§ **Task instructions**
Please determine how many lines of the material include the word "broker", and respond with nothing but that number.

§ **Entries supplied**
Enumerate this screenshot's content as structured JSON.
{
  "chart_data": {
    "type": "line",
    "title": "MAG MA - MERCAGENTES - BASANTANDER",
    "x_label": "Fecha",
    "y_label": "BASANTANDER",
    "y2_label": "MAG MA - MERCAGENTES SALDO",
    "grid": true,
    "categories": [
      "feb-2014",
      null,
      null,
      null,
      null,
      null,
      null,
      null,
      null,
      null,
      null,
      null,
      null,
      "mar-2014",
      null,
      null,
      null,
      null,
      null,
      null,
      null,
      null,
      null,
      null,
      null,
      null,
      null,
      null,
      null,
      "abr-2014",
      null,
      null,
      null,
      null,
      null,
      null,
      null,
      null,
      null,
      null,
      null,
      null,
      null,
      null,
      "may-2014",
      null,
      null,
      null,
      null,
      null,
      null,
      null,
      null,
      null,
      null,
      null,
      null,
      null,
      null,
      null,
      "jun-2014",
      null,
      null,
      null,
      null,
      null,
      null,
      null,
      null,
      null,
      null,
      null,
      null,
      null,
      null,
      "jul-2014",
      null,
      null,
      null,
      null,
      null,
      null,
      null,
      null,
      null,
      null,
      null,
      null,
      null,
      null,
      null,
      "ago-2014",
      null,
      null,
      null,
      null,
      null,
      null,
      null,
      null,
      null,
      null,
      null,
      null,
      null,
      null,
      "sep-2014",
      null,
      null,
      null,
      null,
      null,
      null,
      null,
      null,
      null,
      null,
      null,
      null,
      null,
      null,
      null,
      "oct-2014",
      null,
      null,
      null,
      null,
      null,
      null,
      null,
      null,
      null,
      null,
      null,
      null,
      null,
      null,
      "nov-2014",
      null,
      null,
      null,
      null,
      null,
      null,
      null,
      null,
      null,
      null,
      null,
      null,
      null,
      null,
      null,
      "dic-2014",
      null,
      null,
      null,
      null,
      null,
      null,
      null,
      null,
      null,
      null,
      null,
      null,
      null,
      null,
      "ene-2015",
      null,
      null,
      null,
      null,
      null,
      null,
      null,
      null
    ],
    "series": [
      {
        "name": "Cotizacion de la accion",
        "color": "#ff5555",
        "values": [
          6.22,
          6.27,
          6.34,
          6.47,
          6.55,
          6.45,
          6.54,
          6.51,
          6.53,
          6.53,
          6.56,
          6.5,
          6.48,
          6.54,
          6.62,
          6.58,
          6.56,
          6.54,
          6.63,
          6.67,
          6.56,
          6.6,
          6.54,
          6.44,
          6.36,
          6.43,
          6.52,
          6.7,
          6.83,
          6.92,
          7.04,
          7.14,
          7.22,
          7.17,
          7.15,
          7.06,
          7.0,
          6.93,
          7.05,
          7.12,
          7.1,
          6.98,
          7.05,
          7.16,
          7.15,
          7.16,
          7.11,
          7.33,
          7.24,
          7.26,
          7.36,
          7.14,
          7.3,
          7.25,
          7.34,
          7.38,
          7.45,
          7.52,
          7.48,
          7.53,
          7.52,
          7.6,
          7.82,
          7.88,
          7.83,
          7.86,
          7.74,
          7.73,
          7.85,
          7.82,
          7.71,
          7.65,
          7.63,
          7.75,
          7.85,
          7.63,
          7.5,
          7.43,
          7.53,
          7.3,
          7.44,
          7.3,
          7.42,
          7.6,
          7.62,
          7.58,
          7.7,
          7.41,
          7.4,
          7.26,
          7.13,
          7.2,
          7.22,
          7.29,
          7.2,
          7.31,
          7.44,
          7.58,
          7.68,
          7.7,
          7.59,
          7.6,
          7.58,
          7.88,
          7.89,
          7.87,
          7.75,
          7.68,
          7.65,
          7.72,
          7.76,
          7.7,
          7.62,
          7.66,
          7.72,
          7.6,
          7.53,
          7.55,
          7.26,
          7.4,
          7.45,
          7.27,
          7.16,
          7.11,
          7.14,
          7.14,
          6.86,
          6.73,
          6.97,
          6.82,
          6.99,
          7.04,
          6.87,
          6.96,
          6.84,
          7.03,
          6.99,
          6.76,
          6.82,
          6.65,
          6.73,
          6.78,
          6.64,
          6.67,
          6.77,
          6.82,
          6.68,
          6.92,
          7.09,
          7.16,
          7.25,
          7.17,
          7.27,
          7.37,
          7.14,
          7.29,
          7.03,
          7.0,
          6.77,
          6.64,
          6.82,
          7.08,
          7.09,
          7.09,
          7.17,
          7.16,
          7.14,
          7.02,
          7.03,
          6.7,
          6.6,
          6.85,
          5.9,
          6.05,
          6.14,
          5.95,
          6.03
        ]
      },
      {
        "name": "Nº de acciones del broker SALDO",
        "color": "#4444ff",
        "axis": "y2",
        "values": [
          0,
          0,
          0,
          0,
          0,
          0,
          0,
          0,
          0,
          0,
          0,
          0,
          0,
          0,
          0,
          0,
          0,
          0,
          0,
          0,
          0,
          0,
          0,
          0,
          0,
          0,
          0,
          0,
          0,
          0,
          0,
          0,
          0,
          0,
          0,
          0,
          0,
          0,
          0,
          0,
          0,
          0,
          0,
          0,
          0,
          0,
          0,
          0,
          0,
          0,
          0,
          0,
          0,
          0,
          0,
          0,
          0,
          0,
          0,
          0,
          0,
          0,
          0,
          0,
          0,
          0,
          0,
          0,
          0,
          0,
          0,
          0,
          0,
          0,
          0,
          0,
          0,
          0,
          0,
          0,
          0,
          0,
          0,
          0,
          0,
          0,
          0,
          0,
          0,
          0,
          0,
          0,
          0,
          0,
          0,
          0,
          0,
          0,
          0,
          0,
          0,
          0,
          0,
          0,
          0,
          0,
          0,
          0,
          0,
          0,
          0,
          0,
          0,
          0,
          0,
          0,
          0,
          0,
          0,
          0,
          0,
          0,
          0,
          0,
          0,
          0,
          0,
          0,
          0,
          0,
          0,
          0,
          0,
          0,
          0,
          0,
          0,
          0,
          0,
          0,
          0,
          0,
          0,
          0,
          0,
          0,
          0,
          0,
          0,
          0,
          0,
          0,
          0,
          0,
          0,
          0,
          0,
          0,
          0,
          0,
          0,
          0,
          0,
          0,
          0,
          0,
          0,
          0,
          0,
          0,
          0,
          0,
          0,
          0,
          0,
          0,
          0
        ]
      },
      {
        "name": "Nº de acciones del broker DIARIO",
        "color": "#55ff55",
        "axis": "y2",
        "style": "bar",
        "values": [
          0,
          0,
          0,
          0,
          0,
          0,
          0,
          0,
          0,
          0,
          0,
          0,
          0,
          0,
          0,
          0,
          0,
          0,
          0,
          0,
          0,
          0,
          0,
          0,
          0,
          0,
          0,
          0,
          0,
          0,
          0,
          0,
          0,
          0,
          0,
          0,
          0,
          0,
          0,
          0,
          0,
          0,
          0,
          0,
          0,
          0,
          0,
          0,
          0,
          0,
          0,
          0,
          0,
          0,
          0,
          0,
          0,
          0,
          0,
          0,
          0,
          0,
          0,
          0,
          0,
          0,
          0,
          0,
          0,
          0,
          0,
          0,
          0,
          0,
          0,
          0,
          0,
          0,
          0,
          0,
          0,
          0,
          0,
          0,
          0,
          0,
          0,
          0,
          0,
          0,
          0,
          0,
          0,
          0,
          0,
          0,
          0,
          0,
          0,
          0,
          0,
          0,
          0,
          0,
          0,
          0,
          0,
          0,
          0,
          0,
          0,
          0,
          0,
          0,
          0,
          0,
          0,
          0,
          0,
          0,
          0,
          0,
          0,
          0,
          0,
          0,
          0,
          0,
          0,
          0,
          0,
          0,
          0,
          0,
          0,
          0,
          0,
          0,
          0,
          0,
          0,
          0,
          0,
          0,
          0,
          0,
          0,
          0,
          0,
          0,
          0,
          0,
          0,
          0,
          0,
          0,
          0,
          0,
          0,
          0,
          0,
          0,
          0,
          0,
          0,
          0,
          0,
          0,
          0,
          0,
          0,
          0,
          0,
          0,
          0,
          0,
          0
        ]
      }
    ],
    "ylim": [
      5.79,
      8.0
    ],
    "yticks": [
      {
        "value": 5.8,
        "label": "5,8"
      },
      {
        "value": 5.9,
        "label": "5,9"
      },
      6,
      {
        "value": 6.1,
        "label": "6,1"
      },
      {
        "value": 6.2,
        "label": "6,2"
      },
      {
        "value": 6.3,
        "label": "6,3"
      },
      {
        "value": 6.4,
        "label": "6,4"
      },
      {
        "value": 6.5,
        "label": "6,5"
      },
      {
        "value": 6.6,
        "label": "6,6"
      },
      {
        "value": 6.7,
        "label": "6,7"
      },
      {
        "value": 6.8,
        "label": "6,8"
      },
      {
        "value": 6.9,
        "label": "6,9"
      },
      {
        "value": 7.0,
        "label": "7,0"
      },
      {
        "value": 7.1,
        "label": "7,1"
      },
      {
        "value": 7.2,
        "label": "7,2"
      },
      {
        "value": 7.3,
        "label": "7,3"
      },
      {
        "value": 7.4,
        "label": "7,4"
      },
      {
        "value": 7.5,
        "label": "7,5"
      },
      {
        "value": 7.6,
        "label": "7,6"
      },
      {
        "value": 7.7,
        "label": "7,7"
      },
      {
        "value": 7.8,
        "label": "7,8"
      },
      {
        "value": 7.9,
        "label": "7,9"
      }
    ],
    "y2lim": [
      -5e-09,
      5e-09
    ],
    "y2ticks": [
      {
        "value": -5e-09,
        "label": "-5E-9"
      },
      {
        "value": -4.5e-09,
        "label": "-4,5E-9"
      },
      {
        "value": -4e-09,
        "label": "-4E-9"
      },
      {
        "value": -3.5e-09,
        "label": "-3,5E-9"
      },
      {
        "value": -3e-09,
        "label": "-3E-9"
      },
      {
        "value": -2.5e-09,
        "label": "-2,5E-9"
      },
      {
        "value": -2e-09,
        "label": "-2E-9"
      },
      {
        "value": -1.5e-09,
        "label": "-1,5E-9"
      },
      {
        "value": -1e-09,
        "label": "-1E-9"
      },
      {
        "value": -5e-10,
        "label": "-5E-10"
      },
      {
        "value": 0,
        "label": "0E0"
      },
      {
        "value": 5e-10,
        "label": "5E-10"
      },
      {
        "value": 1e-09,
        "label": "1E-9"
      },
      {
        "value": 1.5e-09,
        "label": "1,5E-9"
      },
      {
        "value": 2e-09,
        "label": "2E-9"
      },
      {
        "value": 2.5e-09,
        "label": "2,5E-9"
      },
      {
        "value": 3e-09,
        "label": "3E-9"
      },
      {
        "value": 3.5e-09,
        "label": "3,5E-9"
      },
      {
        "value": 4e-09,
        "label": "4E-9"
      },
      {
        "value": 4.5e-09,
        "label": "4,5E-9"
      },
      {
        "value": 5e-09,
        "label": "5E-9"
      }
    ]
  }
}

§ **Reply**
2